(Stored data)
----------

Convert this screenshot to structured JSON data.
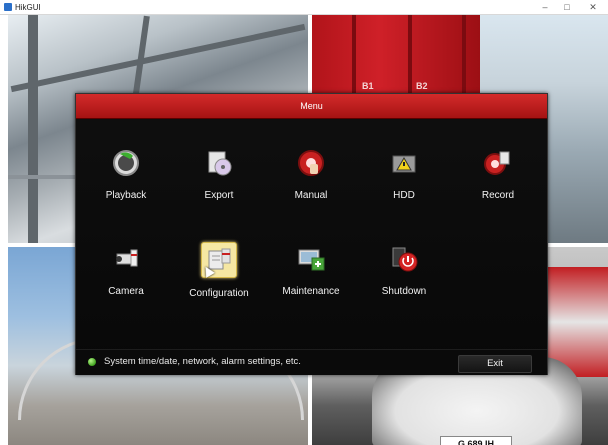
{
  "window": {
    "title": "HikGUI",
    "controls": {
      "minimize": "–",
      "maximize": "□",
      "close": "✕"
    }
  },
  "cameras": {
    "cam2_labels": [
      "B1",
      "B2"
    ],
    "cam4_plate": "G 689 IH"
  },
  "menu": {
    "title": "Menu",
    "items": [
      {
        "label": "Playback",
        "icon": "playback-icon"
      },
      {
        "label": "Export",
        "icon": "export-icon"
      },
      {
        "label": "Manual",
        "icon": "manual-record-icon"
      },
      {
        "label": "HDD",
        "icon": "hdd-icon"
      },
      {
        "label": "Record",
        "icon": "record-icon"
      },
      {
        "label": "Camera",
        "icon": "camera-icon"
      },
      {
        "label": "Configuration",
        "icon": "configuration-icon",
        "selected": true
      },
      {
        "label": "Maintenance",
        "icon": "maintenance-icon"
      },
      {
        "label": "Shutdown",
        "icon": "shutdown-icon"
      }
    ],
    "status_text": "System time/date, network, alarm settings, etc.",
    "exit_label": "Exit"
  },
  "colors": {
    "title_red": "#c41f1f",
    "dialog_bg": "#0b0b0b",
    "status_green": "#3fa21e"
  }
}
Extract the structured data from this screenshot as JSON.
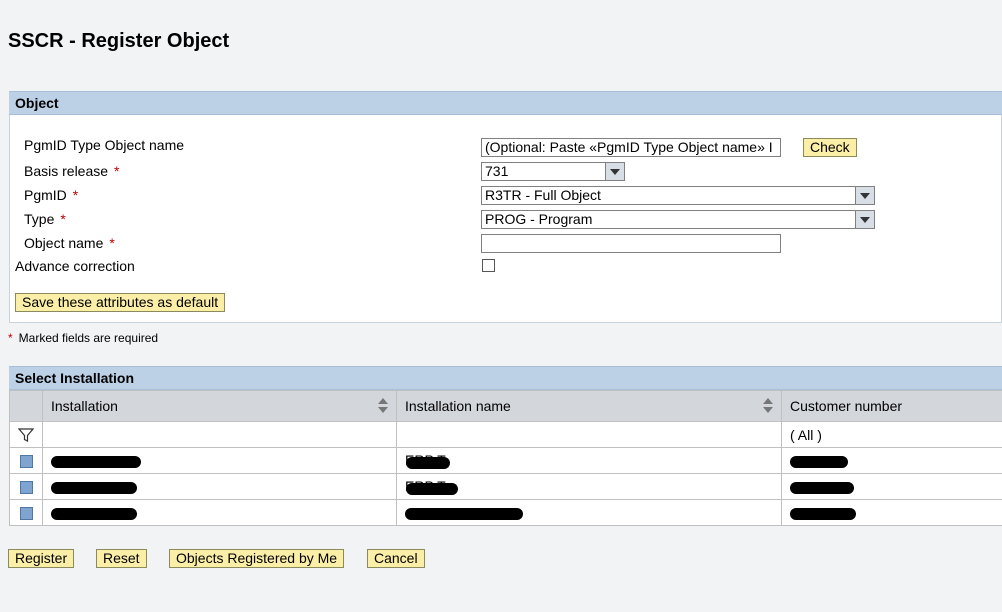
{
  "page": {
    "title": "SSCR - Register Object"
  },
  "object_section": {
    "header": "Object",
    "fields": {
      "pgmid_type_object_name": {
        "label": "PgmID Type Object name",
        "value": "(Optional: Paste «PgmID Type Object name»  I"
      },
      "basis_release": {
        "label": "Basis release",
        "value": "731"
      },
      "pgmid": {
        "label": "PgmID",
        "value": "R3TR - Full Object"
      },
      "type": {
        "label": "Type",
        "value": "PROG - Program"
      },
      "object_name": {
        "label": "Object name",
        "value": ""
      },
      "advance_correction": {
        "label": "Advance correction",
        "checked": false
      }
    },
    "required_mark": "*",
    "check_button": "Check",
    "save_defaults_button": "Save these attributes as default"
  },
  "required_note": "Marked fields are required",
  "installation_section": {
    "header": "Select Installation",
    "columns": [
      "Installation",
      "Installation name",
      "Customer number"
    ],
    "filter_customer": "( All )",
    "rows": [
      {
        "name_fragment": "ERP T"
      },
      {
        "name_fragment": "ERP T"
      },
      {
        "name_fragment": ""
      }
    ]
  },
  "footer_buttons": {
    "register": "Register",
    "reset": "Reset",
    "objects_registered": "Objects Registered by Me",
    "cancel": "Cancel"
  },
  "icons": {
    "filter": "funnel-icon",
    "sort": "sort-arrows-icon",
    "dropdown": "chevron-down-icon"
  }
}
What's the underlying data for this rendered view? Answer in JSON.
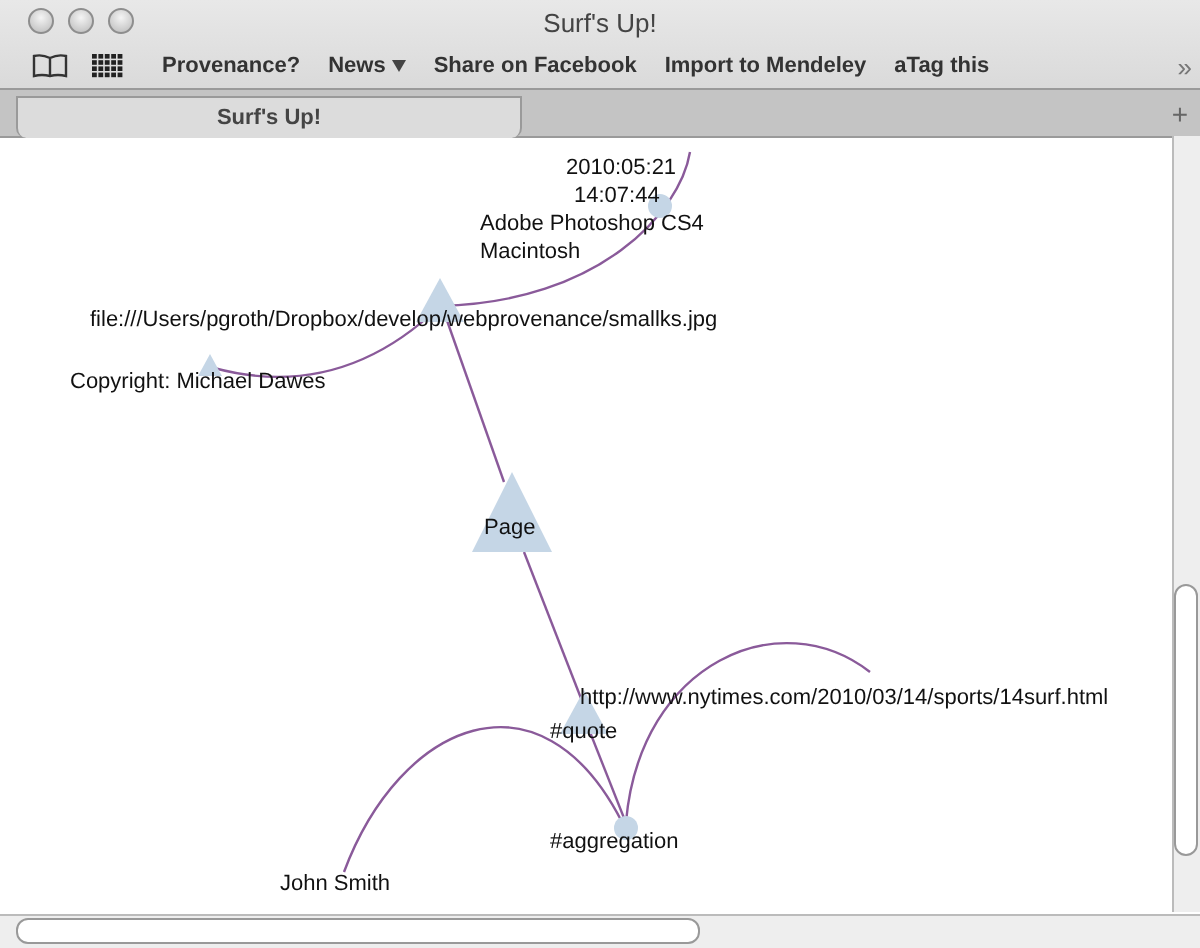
{
  "window": {
    "title": "Surf's Up!"
  },
  "bookmarks": [
    {
      "label": "Provenance?",
      "kind": "link"
    },
    {
      "label": "News",
      "kind": "menu"
    },
    {
      "label": "Share on Facebook",
      "kind": "link"
    },
    {
      "label": "Import to Mendeley",
      "kind": "link"
    },
    {
      "label": "aTag this",
      "kind": "link"
    }
  ],
  "bookmarks_overflow": "»",
  "tabs": [
    {
      "label": "Surf's Up!",
      "selected": true
    }
  ],
  "new_tab": "+",
  "graph": {
    "nodes": [
      {
        "kind": "circle",
        "lines": [
          "2010:05:21",
          "14:07:44",
          "Adobe Photoshop CS4",
          "Macintosh"
        ]
      },
      {
        "kind": "triangle",
        "lines": [
          "file:///Users/pgroth/Dropbox/develop/webprovenance/smallks.jpg"
        ]
      },
      {
        "kind": "small-triangle",
        "lines": [
          "Copyright: Michael Dawes"
        ]
      },
      {
        "kind": "big-triangle",
        "lines": [
          "Page"
        ]
      },
      {
        "kind": "label",
        "lines": [
          "http://www.nytimes.com/2010/03/14/sports/14surf.html"
        ]
      },
      {
        "kind": "triangle",
        "lines": [
          "#quote"
        ]
      },
      {
        "kind": "circle",
        "lines": [
          "#aggregation"
        ]
      },
      {
        "kind": "label",
        "lines": [
          "John Smith"
        ]
      }
    ]
  }
}
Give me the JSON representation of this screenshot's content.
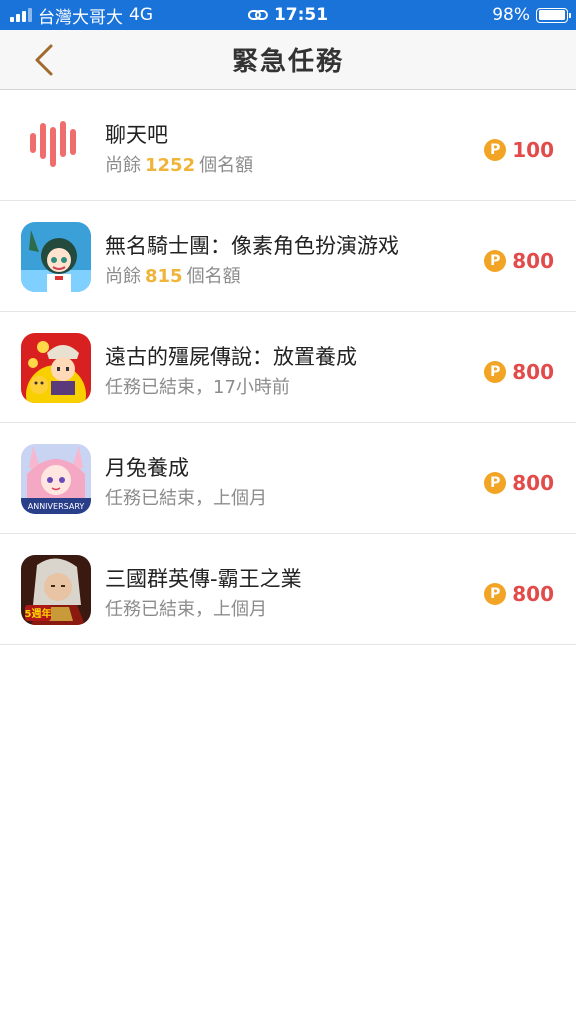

----------

Aim
Take the lines from the one that contains "What's the underlying" down to the last line of the listing above, both included, and set them down exactly, leaving out pictures.

Worked solution
What's the underlying data for this rendered view? Answer in JSON.
{
  "window": {
    "title": "Surf's Up!"
  },
  "bookmarks": [
    {
      "label": "Provenance?",
      "kind": "link"
    },
    {
      "label": "News",
      "kind": "menu"
    },
    {
      "label": "Share on Facebook",
      "kind": "link"
    },
    {
      "label": "Import to Mendeley",
      "kind": "link"
    },
    {
      "label": "aTag this",
      "kind": "link"
    }
  ],
  "bookmarks_overflow": "»",
  "tabs": [
    {
      "label": "Surf's Up!",
      "selected": true
    }
  ],
  "new_tab": "+",
  "graph": {
    "nodes": [
      {
        "kind": "circle",
        "lines": [
          "2010:05:21",
          "14:07:44",
          "Adobe Photoshop CS4",
          "Macintosh"
        ]
      },
      {
        "kind": "triangle",
        "lines": [
          "file:///Users/pgroth/Dropbox/develop/webprovenance/smallks.jpg"
        ]
      },
      {
        "kind": "small-triangle",
        "lines": [
          "Copyright: Michael Dawes"
        ]
      },
      {
        "kind": "big-triangle",
        "lines": [
          "Page"
        ]
      },
      {
        "kind": "label",
        "lines": [
          "http://www.nytimes.com/2010/03/14/sports/14surf.html"
        ]
      },
      {
        "kind": "triangle",
        "lines": [
          "#quote"
        ]
      },
      {
        "kind": "circle",
        "lines": [
          "#aggregation"
        ]
      },
      {
        "kind": "label",
        "lines": [
          "John Smith"
        ]
      }
    ]
  }
}
Give me the JSON representation of this screenshot's content.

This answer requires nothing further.